> Instructions for the task
Reproduce the entire listing word for word.

> Data entries
■ ■ ■ ■ ■
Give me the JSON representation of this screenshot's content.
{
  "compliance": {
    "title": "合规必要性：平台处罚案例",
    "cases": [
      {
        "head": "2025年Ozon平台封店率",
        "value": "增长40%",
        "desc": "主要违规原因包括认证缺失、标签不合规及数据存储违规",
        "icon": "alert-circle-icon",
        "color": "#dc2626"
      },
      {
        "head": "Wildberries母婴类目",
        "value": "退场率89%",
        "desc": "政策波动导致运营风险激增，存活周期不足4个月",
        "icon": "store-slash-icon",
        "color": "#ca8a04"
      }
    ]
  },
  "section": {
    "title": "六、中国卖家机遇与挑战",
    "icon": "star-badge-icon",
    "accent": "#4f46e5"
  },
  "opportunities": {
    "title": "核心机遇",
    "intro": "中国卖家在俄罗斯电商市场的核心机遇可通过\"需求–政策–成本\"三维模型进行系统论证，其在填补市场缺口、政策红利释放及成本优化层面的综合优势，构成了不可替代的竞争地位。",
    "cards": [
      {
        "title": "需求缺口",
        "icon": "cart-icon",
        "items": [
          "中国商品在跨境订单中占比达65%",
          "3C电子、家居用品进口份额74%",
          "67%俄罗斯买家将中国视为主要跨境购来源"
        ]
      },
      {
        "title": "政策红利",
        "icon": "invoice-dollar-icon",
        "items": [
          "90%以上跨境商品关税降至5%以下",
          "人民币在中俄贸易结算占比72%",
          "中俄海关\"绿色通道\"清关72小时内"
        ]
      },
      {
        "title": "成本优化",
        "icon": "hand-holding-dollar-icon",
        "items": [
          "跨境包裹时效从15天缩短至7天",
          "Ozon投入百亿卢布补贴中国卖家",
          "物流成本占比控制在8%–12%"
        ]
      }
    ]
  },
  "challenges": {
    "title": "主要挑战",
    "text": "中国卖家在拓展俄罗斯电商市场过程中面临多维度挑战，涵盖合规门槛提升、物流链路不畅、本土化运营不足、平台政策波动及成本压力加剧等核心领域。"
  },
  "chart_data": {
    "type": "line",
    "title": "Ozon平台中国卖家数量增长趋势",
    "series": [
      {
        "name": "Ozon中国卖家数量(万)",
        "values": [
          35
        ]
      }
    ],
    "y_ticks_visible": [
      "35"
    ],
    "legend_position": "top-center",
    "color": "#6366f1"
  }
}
■ ■ ■ ■ ■
> Full output
Give me the JSON representation of this screenshot's content.
{
  "compliance": {
    "title": "合规必要性：平台处罚案例",
    "cases": [
      {
        "head": "2025年Ozon平台封店率",
        "value": "增长40%",
        "desc": "主要违规原因包括认证缺失、标签不合规及数据存储违规",
        "icon": "alert-circle-icon",
        "color": "#dc2626"
      },
      {
        "head": "Wildberries母婴类目",
        "value": "退场率89%",
        "desc": "政策波动导致运营风险激增，存活周期不足4个月",
        "icon": "store-slash-icon",
        "color": "#ca8a04"
      }
    ]
  },
  "section": {
    "title": "六、中国卖家机遇与挑战",
    "icon": "star-badge-icon",
    "accent": "#4f46e5"
  },
  "opportunities": {
    "title": "核心机遇",
    "intro": "中国卖家在俄罗斯电商市场的核心机遇可通过\"需求–政策–成本\"三维模型进行系统论证，其在填补市场缺口、政策红利释放及成本优化层面的综合优势，构成了不可替代的竞争地位。",
    "cards": [
      {
        "title": "需求缺口",
        "icon": "cart-icon",
        "items": [
          "中国商品在跨境订单中占比达65%",
          "3C电子、家居用品进口份额74%",
          "67%俄罗斯买家将中国视为主要跨境购来源"
        ]
      },
      {
        "title": "政策红利",
        "icon": "invoice-dollar-icon",
        "items": [
          "90%以上跨境商品关税降至5%以下",
          "人民币在中俄贸易结算占比72%",
          "中俄海关\"绿色通道\"清关72小时内"
        ]
      },
      {
        "title": "成本优化",
        "icon": "hand-holding-dollar-icon",
        "items": [
          "跨境包裹时效从15天缩短至7天",
          "Ozon投入百亿卢布补贴中国卖家",
          "物流成本占比控制在8%–12%"
        ]
      }
    ]
  },
  "challenges": {
    "title": "主要挑战",
    "text": "中国卖家在拓展俄罗斯电商市场过程中面临多维度挑战，涵盖合规门槛提升、物流链路不畅、本土化运营不足、平台政策波动及成本压力加剧等核心领域。"
  },
  "chart_data": {
    "type": "line",
    "title": "Ozon平台中国卖家数量增长趋势",
    "series": [
      {
        "name": "Ozon中国卖家数量(万)",
        "values": [
          35
        ]
      }
    ],
    "y_ticks_visible": [
      "35"
    ],
    "legend_position": "top-center",
    "color": "#6366f1"
  }
}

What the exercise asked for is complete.